[A block of data]
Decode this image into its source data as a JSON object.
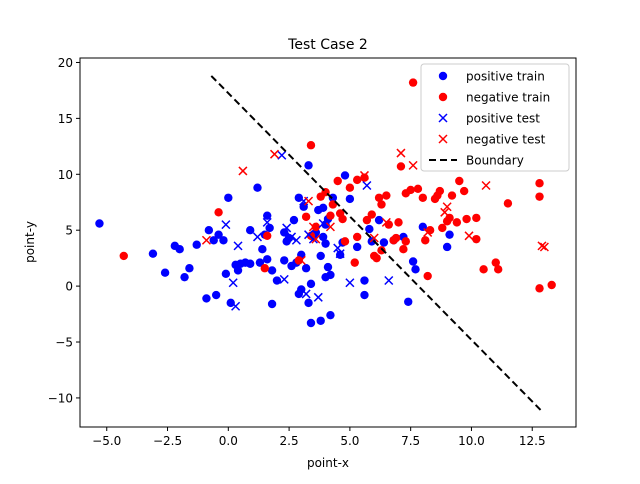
{
  "chart_data": {
    "type": "scatter",
    "title": "Test Case 2",
    "xlabel": "point-x",
    "ylabel": "point-y",
    "xlim": [
      -6.1,
      14.3
    ],
    "ylim": [
      -12.6,
      20.4
    ],
    "xticks": [
      -5.0,
      -2.5,
      0.0,
      2.5,
      5.0,
      7.5,
      10.0,
      12.5
    ],
    "yticks": [
      -10,
      -5,
      0,
      5,
      10,
      15,
      20
    ],
    "xtick_labels": [
      "−5.0",
      "−2.5",
      "0.0",
      "2.5",
      "5.0",
      "7.5",
      "10.0",
      "12.5"
    ],
    "ytick_labels": [
      "−10",
      "−5",
      "0",
      "5",
      "10",
      "15",
      "20"
    ],
    "grid": false,
    "legend_position": "top-right",
    "series": [
      {
        "name": "positive train",
        "marker": "circle",
        "color": "#0000ff",
        "points": [
          [
            -5.3,
            5.6
          ],
          [
            -3.1,
            2.9
          ],
          [
            -2.6,
            1.2
          ],
          [
            -2.2,
            3.6
          ],
          [
            -2.0,
            3.3
          ],
          [
            -1.8,
            0.8
          ],
          [
            -1.6,
            1.6
          ],
          [
            -1.3,
            3.7
          ],
          [
            -0.9,
            -1.1
          ],
          [
            -0.8,
            5.0
          ],
          [
            -0.6,
            4.1
          ],
          [
            -0.5,
            -0.8
          ],
          [
            -0.4,
            4.6
          ],
          [
            -0.2,
            4.1
          ],
          [
            -0.1,
            1.1
          ],
          [
            0.0,
            7.9
          ],
          [
            0.1,
            -1.5
          ],
          [
            0.3,
            1.9
          ],
          [
            0.4,
            1.4
          ],
          [
            0.5,
            2.0
          ],
          [
            0.7,
            2.1
          ],
          [
            0.9,
            5.0
          ],
          [
            0.9,
            2.0
          ],
          [
            1.2,
            8.8
          ],
          [
            1.3,
            2.1
          ],
          [
            1.4,
            3.3
          ],
          [
            1.5,
            4.6
          ],
          [
            1.6,
            2.4
          ],
          [
            1.6,
            6.3
          ],
          [
            1.7,
            5.2
          ],
          [
            1.8,
            1.4
          ],
          [
            1.8,
            -1.6
          ],
          [
            2.0,
            0.5
          ],
          [
            2.3,
            2.3
          ],
          [
            2.3,
            4.8
          ],
          [
            2.4,
            4.0
          ],
          [
            2.5,
            4.3
          ],
          [
            2.6,
            1.8
          ],
          [
            2.7,
            5.9
          ],
          [
            2.8,
            2.1
          ],
          [
            2.9,
            7.9
          ],
          [
            2.9,
            -0.7
          ],
          [
            3.0,
            -0.3
          ],
          [
            3.0,
            2.8
          ],
          [
            3.1,
            7.1
          ],
          [
            3.2,
            1.6
          ],
          [
            3.3,
            10.8
          ],
          [
            3.3,
            -1.5
          ],
          [
            3.4,
            -3.3
          ],
          [
            3.4,
            0.2
          ],
          [
            3.5,
            4.4
          ],
          [
            3.6,
            4.8
          ],
          [
            3.7,
            6.8
          ],
          [
            3.8,
            2.7
          ],
          [
            3.8,
            -3.1
          ],
          [
            3.9,
            4.4
          ],
          [
            3.9,
            7.0
          ],
          [
            4.0,
            3.8
          ],
          [
            4.0,
            5.5
          ],
          [
            4.0,
            0.8
          ],
          [
            4.1,
            1.7
          ],
          [
            4.1,
            6.0
          ],
          [
            4.2,
            1.0
          ],
          [
            4.2,
            -2.6
          ],
          [
            4.3,
            7.9
          ],
          [
            4.6,
            2.8
          ],
          [
            4.7,
            3.9
          ],
          [
            4.8,
            9.9
          ],
          [
            5.0,
            7.8
          ],
          [
            5.3,
            3.5
          ],
          [
            5.6,
            -0.8
          ],
          [
            5.6,
            0.5
          ],
          [
            5.8,
            5.1
          ],
          [
            5.9,
            4.0
          ],
          [
            6.2,
            5.9
          ],
          [
            6.4,
            3.9
          ],
          [
            6.8,
            4.1
          ],
          [
            7.2,
            4.4
          ],
          [
            7.4,
            -1.4
          ],
          [
            7.6,
            2.2
          ],
          [
            7.7,
            1.5
          ],
          [
            8.0,
            5.3
          ],
          [
            9.0,
            3.5
          ],
          [
            9.1,
            4.6
          ]
        ]
      },
      {
        "name": "negative train",
        "marker": "circle",
        "color": "#ff0000",
        "points": [
          [
            -4.3,
            2.7
          ],
          [
            -0.4,
            6.6
          ],
          [
            1.5,
            1.6
          ],
          [
            1.6,
            4.5
          ],
          [
            2.9,
            2.3
          ],
          [
            3.2,
            6.2
          ],
          [
            3.4,
            4.5
          ],
          [
            3.4,
            12.6
          ],
          [
            3.6,
            5.3
          ],
          [
            3.8,
            8.0
          ],
          [
            4.0,
            8.4
          ],
          [
            4.2,
            6.3
          ],
          [
            4.3,
            7.3
          ],
          [
            4.5,
            9.4
          ],
          [
            4.6,
            6.5
          ],
          [
            4.7,
            6.0
          ],
          [
            4.8,
            4.0
          ],
          [
            5.0,
            8.8
          ],
          [
            5.2,
            2.1
          ],
          [
            5.3,
            9.5
          ],
          [
            5.3,
            4.4
          ],
          [
            5.6,
            9.7
          ],
          [
            5.7,
            5.9
          ],
          [
            5.9,
            6.4
          ],
          [
            6.0,
            2.7
          ],
          [
            6.2,
            7.9
          ],
          [
            6.3,
            3.2
          ],
          [
            6.3,
            7.3
          ],
          [
            6.5,
            8.1
          ],
          [
            6.6,
            5.5
          ],
          [
            6.8,
            4.1
          ],
          [
            6.9,
            4.3
          ],
          [
            7.0,
            5.7
          ],
          [
            7.1,
            10.7
          ],
          [
            7.3,
            4.0
          ],
          [
            7.3,
            8.3
          ],
          [
            7.5,
            8.6
          ],
          [
            7.6,
            18.2
          ],
          [
            7.8,
            8.7
          ],
          [
            8.0,
            7.9
          ],
          [
            8.1,
            4.1
          ],
          [
            8.2,
            0.9
          ],
          [
            8.3,
            5.0
          ],
          [
            8.5,
            7.8
          ],
          [
            8.6,
            8.1
          ],
          [
            8.7,
            8.5
          ],
          [
            8.8,
            5.2
          ],
          [
            9.0,
            5.8
          ],
          [
            9.1,
            6.1
          ],
          [
            9.2,
            8.1
          ],
          [
            9.4,
            5.7
          ],
          [
            9.5,
            9.4
          ],
          [
            9.7,
            8.5
          ],
          [
            9.8,
            6.0
          ],
          [
            10.2,
            6.1
          ],
          [
            10.2,
            4.2
          ],
          [
            10.5,
            1.5
          ],
          [
            11.0,
            2.1
          ],
          [
            11.1,
            1.5
          ],
          [
            11.5,
            7.4
          ],
          [
            12.8,
            9.2
          ],
          [
            12.8,
            8.0
          ],
          [
            12.8,
            -0.2
          ],
          [
            13.3,
            0.1
          ],
          [
            7.2,
            3.3
          ],
          [
            6.1,
            2.5
          ]
        ]
      },
      {
        "name": "positive test",
        "marker": "x",
        "color": "#0000ff",
        "points": [
          [
            -0.1,
            5.5
          ],
          [
            0.2,
            0.3
          ],
          [
            0.3,
            -1.8
          ],
          [
            0.4,
            3.6
          ],
          [
            1.2,
            4.4
          ],
          [
            1.6,
            5.7
          ],
          [
            2.2,
            11.7
          ],
          [
            2.3,
            0.6
          ],
          [
            2.4,
            5.2
          ],
          [
            2.6,
            4.4
          ],
          [
            2.8,
            4.1
          ],
          [
            3.1,
            7.6
          ],
          [
            3.2,
            -0.7
          ],
          [
            3.3,
            4.6
          ],
          [
            3.5,
            4.2
          ],
          [
            3.7,
            -1.0
          ],
          [
            3.9,
            5.6
          ],
          [
            4.5,
            3.4
          ],
          [
            4.6,
            2.9
          ],
          [
            5.0,
            0.3
          ],
          [
            5.7,
            9.0
          ],
          [
            6.6,
            0.5
          ]
        ]
      },
      {
        "name": "negative test",
        "marker": "x",
        "color": "#ff0000",
        "points": [
          [
            -0.9,
            4.1
          ],
          [
            0.6,
            10.3
          ],
          [
            1.9,
            11.8
          ],
          [
            3.0,
            2.3
          ],
          [
            3.3,
            7.6
          ],
          [
            3.5,
            5.3
          ],
          [
            3.6,
            4.2
          ],
          [
            4.2,
            5.3
          ],
          [
            5.6,
            9.9
          ],
          [
            6.0,
            4.3
          ],
          [
            6.5,
            5.7
          ],
          [
            7.1,
            11.9
          ],
          [
            7.6,
            10.8
          ],
          [
            8.2,
            4.8
          ],
          [
            8.9,
            6.6
          ],
          [
            9.0,
            7.1
          ],
          [
            9.9,
            4.5
          ],
          [
            10.6,
            9.0
          ],
          [
            12.9,
            3.6
          ],
          [
            13.0,
            3.5
          ]
        ]
      },
      {
        "name": "Boundary",
        "marker": "dashed-line",
        "color": "#000000",
        "points": [
          [
            -0.7,
            18.8
          ],
          [
            12.9,
            -11.2
          ]
        ]
      }
    ]
  }
}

▶ [Brief] Show every line that contains the word "name".

▶ [Result of the exercise]
        "name": "positive train",
        "name": "negative train",
        "name": "positive test",
        "name": "negative test",
        "name": "Boundary",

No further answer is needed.